==== Source records ====

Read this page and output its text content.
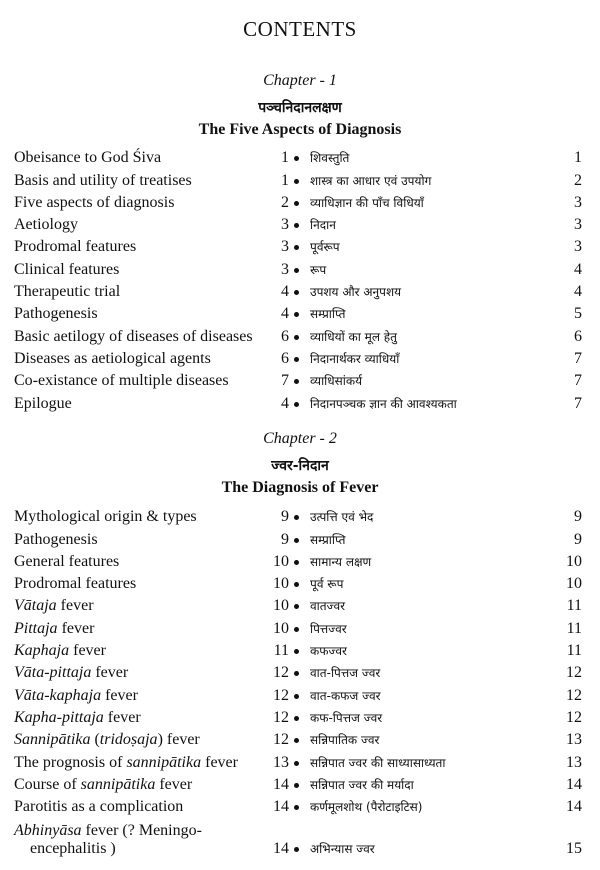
CONTENTS
Chapter - 1
पञ्चनिदानलक्षण
The Five Aspects of Diagnosis
Obeisance to God Śiva	1 शिवस्तुति	1
Basis and utility of treatises	1 शास्त्र का आधार एवं उपयोग	2
Five aspects of diagnosis	2 व्याधिज्ञान की पाँच विधियाँ	3
Aetiology	3 निदान	3
Prodromal features	3 पूर्वरूप	3
Clinical features	3 रूप	4
Therapeutic trial	4 उपशय और अनुपशय	4
Pathogenesis	4 सम्प्राप्ति	5
Basic aetilogy of diseases of diseases 6 व्याधियों का मूल हेतु	6
Diseases as aetiological agents	6 निदानार्थकर व्याधियाँ	7
Co-existance of multiple diseases	7 व्याधिसांकर्य	7
Epilogue	4 निदानपञ्चक ज्ञान की आवश्यकता	7
Chapter - 2
ज्वर-निदान
The Diagnosis of Fever
Mythological origin & types	9 उत्पत्ति एवं भेद	9
Pathogenesis	9 सम्प्राप्ति	9
General features	10 सामान्य लक्षण	10
Prodromal features	10 पूर्व रूप	10
Vātaja fever	10 वातज्वर	11
Pittaja fever	10 पित्तज्वर	11
Kaphaja fever	11 कफज्वर	11
Vāta-pittaja fever	12 वात-पित्तज ज्वर	12
Vāta-kaphaja fever	12 वात-कफज ज्वर	12
Kapha-pittaja fever	12 कफ-पित्तज ज्वर	12
Sannipātika (tridoṣaja) fever	12 सन्निपातिक ज्वर	13
The prognosis of sannipātika fever 13 सन्निपात ज्वर की साध्यासाध्यता	13
Course of sannipātika fever	14 सन्निपात ज्वर की मर्यादा	14
Parotitis as a complication	14 कर्णमूलशोथ (पैरोटाइटिस)	14
Abhinyāsa fever (? Meningo-
encephalitis )	14 अभिन्यास ज्वर	15
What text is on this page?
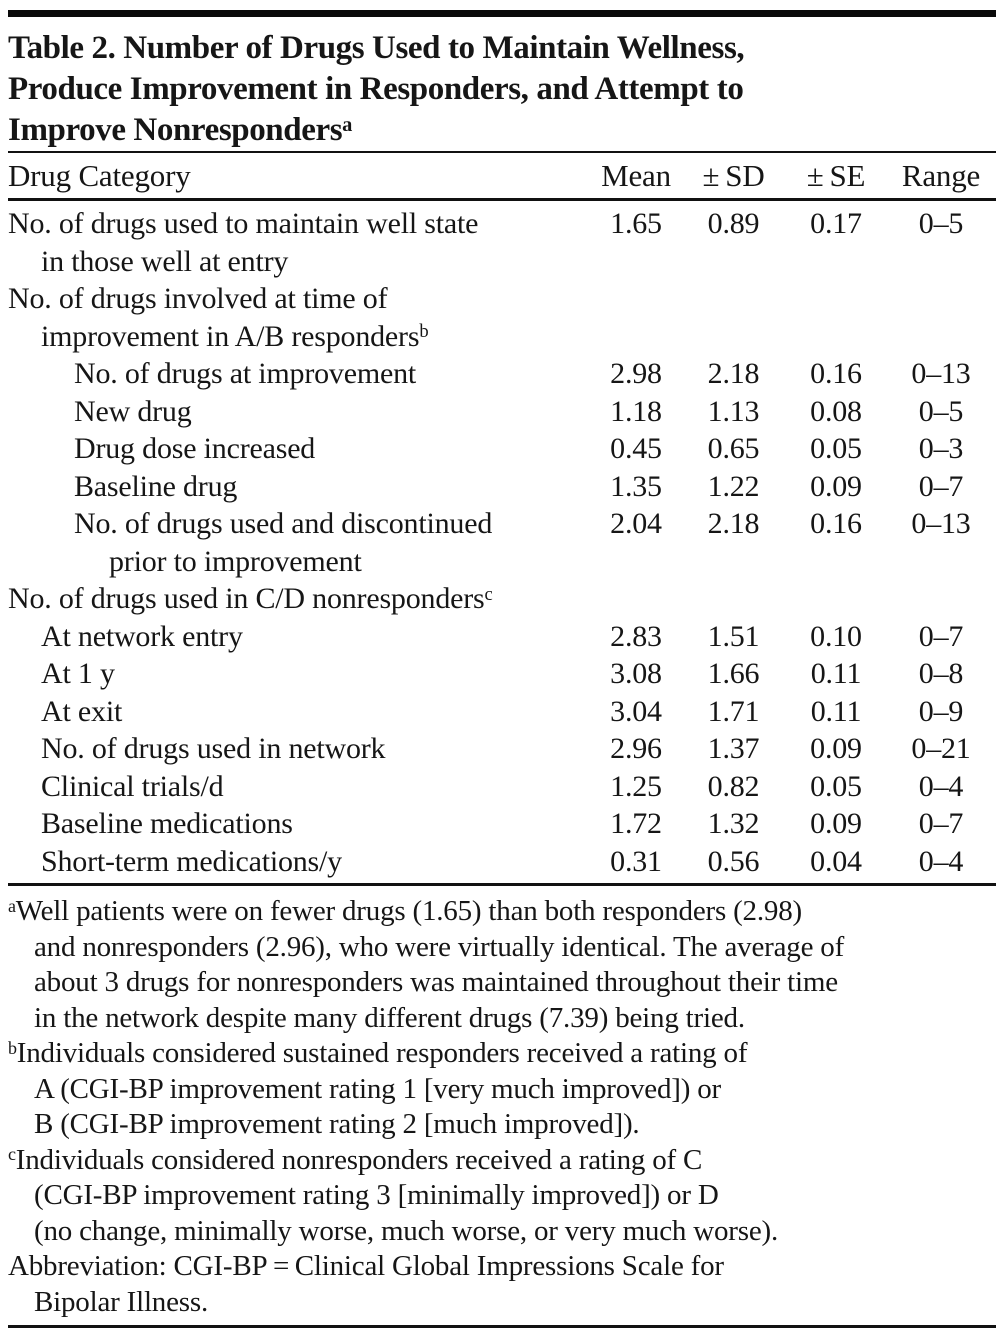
Table 2. Number of Drugs Used to Maintain Wellness,
Produce Improvement in Responders, and Attempt to
Improve Nonresponders$^a$
Drug Category	Mean	± SD	± SE	Range
No. of drugs used to maintain well state	1.65	0.89	0.17	0–5
in those well at entry
No. of drugs involved at time of
improvement in A/B responders$^b$
No. of drugs at improvement	2.98	2.18	0.16	0–13
New drug	1.18	1.13	0.08	0–5
Drug dose increased	0.45	0.65	0.05	0–3
Baseline drug	1.35	1.22	0.09	0–7
No. of drugs used and discontinued	2.04	2.18	0.16	0–13
prior to improvement
No. of drugs used in C/D nonresponders$^c$
At network entry	2.83	1.51	0.10	0–7
At 1 y	3.08	1.66	0.11	0–8
At exit	3.04	1.71	0.11	0–9
No. of drugs used in network	2.96	1.37	0.09	0–21
Clinical trials/d	1.25	0.82	0.05	0–4
Baseline medications	1.72	1.32	0.09	0–7
Short-term medications/y	0.31	0.56	0.04	0–4
$^a$Well patients were on fewer drugs (1.65) than both responders (2.98)
and nonresponders (2.96), who were virtually identical. The average of
about 3 drugs for nonresponders was maintained throughout their time
in the network despite many different drugs (7.39) being tried.
$^b$Individuals considered sustained responders received a rating of
A (CGI-BP improvement rating 1 [very much improved]) or
B (CGI-BP improvement rating 2 [much improved]).
$^c$Individuals considered nonresponders received a rating of C
(CGI-BP improvement rating 3 [minimally improved]) or D
(no change, minimally worse, much worse, or very much worse).
Abbreviation: CGI-BP = Clinical Global Impressions Scale for
Bipolar Illness.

====

§ **Task instructions**: Print every entry word for word; omit the pictures.

§ **Output below**:
Read this page and output its text content.
CONTENTS
Chapter - 1
पञ्चनिदानलक्षण
The Five Aspects of Diagnosis
Obeisance to God Śiva	1 शिवस्तुति	1
Basis and utility of treatises	1 शास्त्र का आधार एवं उपयोग	2
Five aspects of diagnosis	2 व्याधिज्ञान की पाँच विधियाँ	3
Aetiology	3 निदान	3
Prodromal features	3 पूर्वरूप	3
Clinical features	3 रूप	4
Therapeutic trial	4 उपशय और अनुपशय	4
Pathogenesis	4 सम्प्राप्ति	5
Basic aetilogy of diseases of diseases 6 व्याधियों का मूल हेतु	6
Diseases as aetiological agents	6 निदानार्थकर व्याधियाँ	7
Co-existance of multiple diseases	7 व्याधिसांकर्य	7
Epilogue	4 निदानपञ्चक ज्ञान की आवश्यकता	7
Chapter - 2
ज्वर-निदान
The Diagnosis of Fever
Mythological origin & types	9 उत्पत्ति एवं भेद	9
Pathogenesis	9 सम्प्राप्ति	9
General features	10 सामान्य लक्षण	10
Prodromal features	10 पूर्व रूप	10
Vātaja fever	10 वातज्वर	11
Pittaja fever	10 पित्तज्वर	11
Kaphaja fever	11 कफज्वर	11
Vāta-pittaja fever	12 वात-पित्तज ज्वर	12
Vāta-kaphaja fever	12 वात-कफज ज्वर	12
Kapha-pittaja fever	12 कफ-पित्तज ज्वर	12
Sannipātika (tridoṣaja) fever	12 सन्निपातिक ज्वर	13
The prognosis of sannipātika fever 13 सन्निपात ज्वर की साध्यासाध्यता	13
Course of sannipātika fever	14 सन्निपात ज्वर की मर्यादा	14
Parotitis as a complication	14 कर्णमूलशोथ (पैरोटाइटिस)	14
Abhinyāsa fever (? Meningo-
encephalitis )	14 अभिन्यास ज्वर	15
What text is on this page?
Table 2. Number of Drugs Used to Maintain Wellness,
Produce Improvement in Responders, and Attempt to
Improve Nonresponders$^a$
Drug Category	Mean	± SD	± SE	Range
No. of drugs used to maintain well state	1.65	0.89	0.17	0–5
in those well at entry
No. of drugs involved at time of
improvement in A/B responders$^b$
No. of drugs at improvement	2.98	2.18	0.16	0–13
New drug	1.18	1.13	0.08	0–5
Drug dose increased	0.45	0.65	0.05	0–3
Baseline drug	1.35	1.22	0.09	0–7
No. of drugs used and discontinued	2.04	2.18	0.16	0–13
prior to improvement
No. of drugs used in C/D nonresponders$^c$
At network entry	2.83	1.51	0.10	0–7
At 1 y	3.08	1.66	0.11	0–8
At exit	3.04	1.71	0.11	0–9
No. of drugs used in network	2.96	1.37	0.09	0–21
Clinical trials/d	1.25	0.82	0.05	0–4
Baseline medications	1.72	1.32	0.09	0–7
Short-term medications/y	0.31	0.56	0.04	0–4
$^a$Well patients were on fewer drugs (1.65) than both responders (2.98)
and nonresponders (2.96), who were virtually identical. The average of
about 3 drugs for nonresponders was maintained throughout their time
in the network despite many different drugs (7.39) being tried.
$^b$Individuals considered sustained responders received a rating of
A (CGI-BP improvement rating 1 [very much improved]) or
B (CGI-BP improvement rating 2 [much improved]).
$^c$Individuals considered nonresponders received a rating of C
(CGI-BP improvement rating 3 [minimally improved]) or D
(no change, minimally worse, much worse, or very much worse).
Abbreviation: CGI-BP = Clinical Global Impressions Scale for
Bipolar Illness.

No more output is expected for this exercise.